--- Start Dataset content ---
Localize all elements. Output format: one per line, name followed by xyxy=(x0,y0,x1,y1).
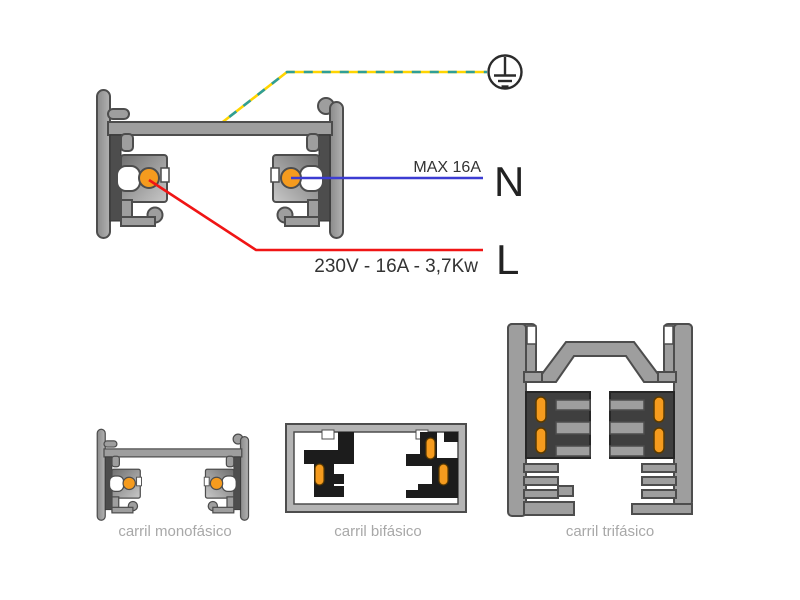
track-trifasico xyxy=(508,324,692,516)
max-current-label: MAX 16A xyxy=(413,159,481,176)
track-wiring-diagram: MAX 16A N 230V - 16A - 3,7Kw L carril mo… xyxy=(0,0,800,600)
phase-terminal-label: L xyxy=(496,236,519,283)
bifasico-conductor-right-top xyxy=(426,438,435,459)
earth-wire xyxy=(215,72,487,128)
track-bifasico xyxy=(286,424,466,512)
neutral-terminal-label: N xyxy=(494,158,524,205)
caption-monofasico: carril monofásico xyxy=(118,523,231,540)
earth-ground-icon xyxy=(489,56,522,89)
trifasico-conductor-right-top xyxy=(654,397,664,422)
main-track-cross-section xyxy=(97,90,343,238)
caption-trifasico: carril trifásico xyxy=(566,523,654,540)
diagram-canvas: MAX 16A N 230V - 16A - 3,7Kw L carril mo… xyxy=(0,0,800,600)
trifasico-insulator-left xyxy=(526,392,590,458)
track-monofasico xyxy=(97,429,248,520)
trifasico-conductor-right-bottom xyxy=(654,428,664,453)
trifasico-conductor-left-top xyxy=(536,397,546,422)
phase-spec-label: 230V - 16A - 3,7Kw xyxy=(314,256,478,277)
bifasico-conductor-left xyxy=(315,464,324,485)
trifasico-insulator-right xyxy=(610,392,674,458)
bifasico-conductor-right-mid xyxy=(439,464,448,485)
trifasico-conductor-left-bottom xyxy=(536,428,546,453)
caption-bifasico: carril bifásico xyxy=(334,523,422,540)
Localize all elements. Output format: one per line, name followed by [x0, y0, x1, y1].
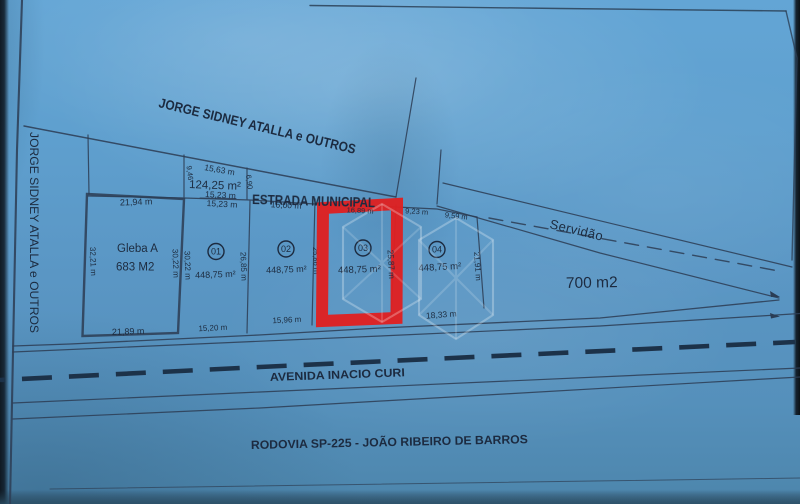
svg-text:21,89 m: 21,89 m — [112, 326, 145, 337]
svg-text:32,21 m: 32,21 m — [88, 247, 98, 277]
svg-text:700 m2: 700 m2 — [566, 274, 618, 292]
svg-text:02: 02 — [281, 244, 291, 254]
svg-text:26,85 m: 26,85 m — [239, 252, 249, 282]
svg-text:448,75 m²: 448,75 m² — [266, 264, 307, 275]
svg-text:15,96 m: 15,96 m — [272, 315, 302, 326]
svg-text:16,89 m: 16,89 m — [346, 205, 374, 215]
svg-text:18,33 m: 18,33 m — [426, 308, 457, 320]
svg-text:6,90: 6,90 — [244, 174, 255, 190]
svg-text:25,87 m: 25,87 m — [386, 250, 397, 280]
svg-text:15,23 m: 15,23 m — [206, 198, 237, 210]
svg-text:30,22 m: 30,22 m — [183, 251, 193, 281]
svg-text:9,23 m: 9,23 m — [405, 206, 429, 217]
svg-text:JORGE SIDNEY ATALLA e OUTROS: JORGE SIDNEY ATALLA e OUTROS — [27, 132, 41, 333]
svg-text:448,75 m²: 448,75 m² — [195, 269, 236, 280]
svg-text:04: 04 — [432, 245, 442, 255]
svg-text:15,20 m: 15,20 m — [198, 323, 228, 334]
--- End Dataset content ---
**Exercise:** Copy every line of the listing word for word, leaving out the picture markers.

**Task solution:**
Localize all elements. Output format: one per line, name followed by xyxy=(x0,y0,x1,y1).
track-trifasico xyxy=(508,324,692,516)
max-current-label: MAX 16A xyxy=(413,159,481,176)
track-wiring-diagram: MAX 16A N 230V - 16A - 3,7Kw L carril mo… xyxy=(0,0,800,600)
phase-terminal-label: L xyxy=(496,236,519,283)
bifasico-conductor-right-top xyxy=(426,438,435,459)
earth-wire xyxy=(215,72,487,128)
track-bifasico xyxy=(286,424,466,512)
neutral-terminal-label: N xyxy=(494,158,524,205)
caption-monofasico: carril monofásico xyxy=(118,523,231,540)
earth-ground-icon xyxy=(489,56,522,89)
trifasico-conductor-right-top xyxy=(654,397,664,422)
main-track-cross-section xyxy=(97,90,343,238)
caption-trifasico: carril trifásico xyxy=(566,523,654,540)
diagram-canvas: MAX 16A N 230V - 16A - 3,7Kw L carril mo… xyxy=(0,0,800,600)
trifasico-insulator-left xyxy=(526,392,590,458)
track-monofasico xyxy=(97,429,248,520)
trifasico-conductor-right-bottom xyxy=(654,428,664,453)
trifasico-conductor-left-top xyxy=(536,397,546,422)
phase-spec-label: 230V - 16A - 3,7Kw xyxy=(314,256,478,277)
bifasico-conductor-left xyxy=(315,464,324,485)
trifasico-insulator-right xyxy=(610,392,674,458)
bifasico-conductor-right-mid xyxy=(439,464,448,485)
trifasico-conductor-left-bottom xyxy=(536,428,546,453)
caption-bifasico: carril bifásico xyxy=(334,523,422,540)
Localize all elements. Output format: one per line, name followed by [x0, y0, x1, y1].
svg-text:21,89 m: 21,89 m — [112, 326, 145, 337]
svg-text:32,21 m: 32,21 m — [88, 247, 98, 277]
svg-text:700 m2: 700 m2 — [566, 274, 618, 292]
svg-text:02: 02 — [281, 244, 291, 254]
svg-text:26,85 m: 26,85 m — [239, 252, 249, 282]
svg-text:448,75 m²: 448,75 m² — [266, 264, 307, 275]
svg-text:15,96 m: 15,96 m — [272, 315, 302, 326]
svg-text:16,89 m: 16,89 m — [346, 205, 374, 215]
svg-text:18,33 m: 18,33 m — [426, 308, 457, 320]
svg-text:6,90: 6,90 — [244, 174, 255, 190]
svg-text:25,87 m: 25,87 m — [386, 250, 397, 280]
svg-text:15,23 m: 15,23 m — [206, 198, 237, 210]
svg-text:30,22 m: 30,22 m — [183, 251, 193, 281]
svg-text:9,23 m: 9,23 m — [405, 206, 429, 217]
svg-text:JORGE SIDNEY ATALLA e OUTROS: JORGE SIDNEY ATALLA e OUTROS — [27, 132, 41, 333]
svg-text:448,75 m²: 448,75 m² — [195, 269, 236, 280]
svg-text:04: 04 — [432, 245, 442, 255]
svg-text:15,20 m: 15,20 m — [198, 323, 228, 334]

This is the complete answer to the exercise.